(Extracted records)
** start **

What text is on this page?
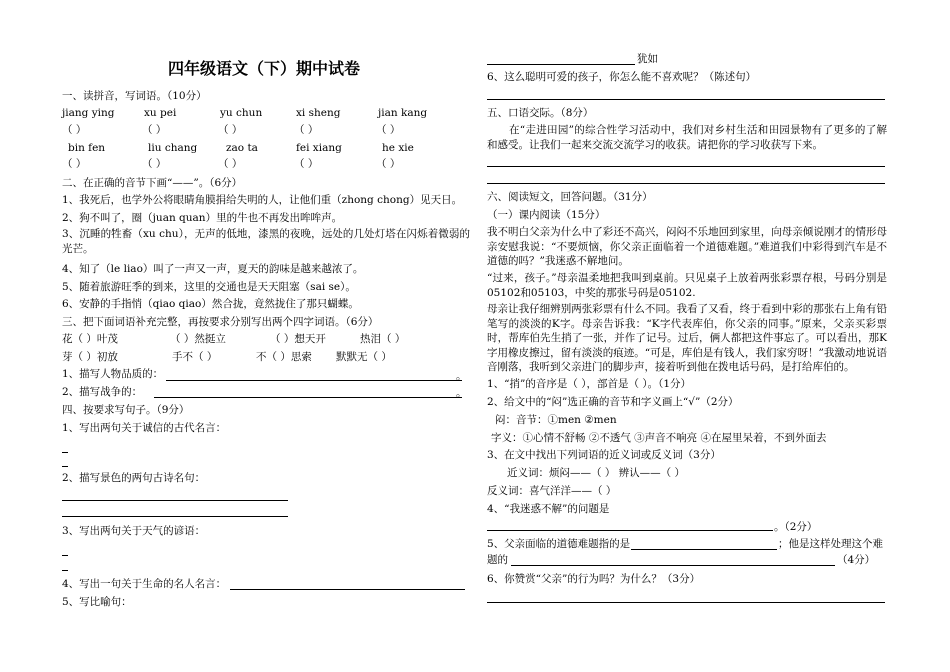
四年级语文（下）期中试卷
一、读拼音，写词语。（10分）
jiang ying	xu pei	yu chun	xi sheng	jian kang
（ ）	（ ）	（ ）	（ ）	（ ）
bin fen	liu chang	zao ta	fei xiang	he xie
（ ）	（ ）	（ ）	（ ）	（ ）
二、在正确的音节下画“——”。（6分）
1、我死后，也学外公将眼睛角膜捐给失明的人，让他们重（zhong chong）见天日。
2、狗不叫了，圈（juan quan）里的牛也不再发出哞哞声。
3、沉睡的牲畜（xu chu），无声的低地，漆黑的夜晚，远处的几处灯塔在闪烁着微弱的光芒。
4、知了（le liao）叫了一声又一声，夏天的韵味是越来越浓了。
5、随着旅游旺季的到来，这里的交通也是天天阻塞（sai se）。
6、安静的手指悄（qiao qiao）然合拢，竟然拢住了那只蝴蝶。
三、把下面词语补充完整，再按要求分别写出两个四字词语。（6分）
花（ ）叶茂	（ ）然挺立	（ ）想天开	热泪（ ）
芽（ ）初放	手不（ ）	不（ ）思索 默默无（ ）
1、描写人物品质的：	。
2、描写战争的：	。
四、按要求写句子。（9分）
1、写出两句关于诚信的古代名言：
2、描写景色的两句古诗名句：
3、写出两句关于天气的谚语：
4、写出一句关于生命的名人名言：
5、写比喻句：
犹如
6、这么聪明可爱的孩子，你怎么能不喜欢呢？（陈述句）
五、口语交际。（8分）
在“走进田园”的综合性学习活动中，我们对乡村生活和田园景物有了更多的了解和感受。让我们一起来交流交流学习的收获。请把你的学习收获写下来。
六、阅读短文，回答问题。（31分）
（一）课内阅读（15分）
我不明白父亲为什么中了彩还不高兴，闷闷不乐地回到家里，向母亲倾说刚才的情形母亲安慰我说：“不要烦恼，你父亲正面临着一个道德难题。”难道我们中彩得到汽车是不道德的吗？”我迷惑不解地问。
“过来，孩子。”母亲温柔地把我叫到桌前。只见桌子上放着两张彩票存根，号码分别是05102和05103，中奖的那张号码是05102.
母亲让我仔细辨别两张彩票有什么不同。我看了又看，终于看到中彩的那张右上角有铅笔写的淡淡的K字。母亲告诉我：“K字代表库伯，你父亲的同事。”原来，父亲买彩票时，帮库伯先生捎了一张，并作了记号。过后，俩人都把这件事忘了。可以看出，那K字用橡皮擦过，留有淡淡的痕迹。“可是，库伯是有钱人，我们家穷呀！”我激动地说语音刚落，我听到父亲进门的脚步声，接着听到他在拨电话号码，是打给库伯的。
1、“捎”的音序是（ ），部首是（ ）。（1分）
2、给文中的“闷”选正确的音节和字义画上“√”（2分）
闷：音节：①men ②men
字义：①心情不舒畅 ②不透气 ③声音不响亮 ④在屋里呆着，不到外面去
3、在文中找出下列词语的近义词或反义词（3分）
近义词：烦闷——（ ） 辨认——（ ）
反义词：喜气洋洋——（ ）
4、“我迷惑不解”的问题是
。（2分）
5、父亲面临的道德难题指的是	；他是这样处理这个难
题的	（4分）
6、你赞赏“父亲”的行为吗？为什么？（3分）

** end **
** start **

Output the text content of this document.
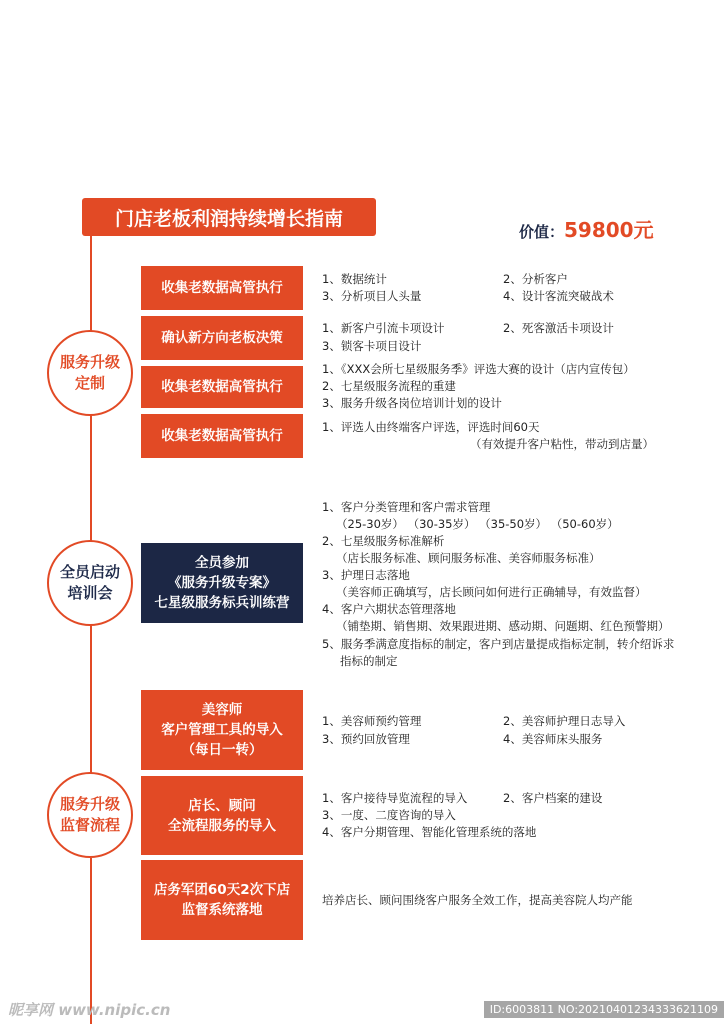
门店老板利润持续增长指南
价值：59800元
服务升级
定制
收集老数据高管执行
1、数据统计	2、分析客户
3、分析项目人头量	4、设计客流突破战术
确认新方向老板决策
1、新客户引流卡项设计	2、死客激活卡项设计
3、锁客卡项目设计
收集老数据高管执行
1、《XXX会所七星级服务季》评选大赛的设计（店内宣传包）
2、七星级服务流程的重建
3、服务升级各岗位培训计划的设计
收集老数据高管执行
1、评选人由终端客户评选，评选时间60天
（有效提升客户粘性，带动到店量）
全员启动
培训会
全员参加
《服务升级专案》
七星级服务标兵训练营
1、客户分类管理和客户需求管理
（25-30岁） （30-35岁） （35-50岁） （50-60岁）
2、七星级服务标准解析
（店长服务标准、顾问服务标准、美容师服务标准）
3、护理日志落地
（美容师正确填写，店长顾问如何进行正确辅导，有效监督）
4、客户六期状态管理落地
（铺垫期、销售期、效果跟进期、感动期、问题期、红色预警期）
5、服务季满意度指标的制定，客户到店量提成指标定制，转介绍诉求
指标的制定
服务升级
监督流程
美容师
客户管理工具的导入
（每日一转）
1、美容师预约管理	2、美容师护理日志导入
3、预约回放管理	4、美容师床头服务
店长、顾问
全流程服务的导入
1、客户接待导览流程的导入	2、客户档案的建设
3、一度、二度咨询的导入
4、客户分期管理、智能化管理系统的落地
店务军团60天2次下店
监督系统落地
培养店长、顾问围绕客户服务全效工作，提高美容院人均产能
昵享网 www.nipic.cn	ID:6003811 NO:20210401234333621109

** end **

Locate each line containing the string "this" and show it.

- **Answer to the problem**
What text is on this page?
Output the text content of this document.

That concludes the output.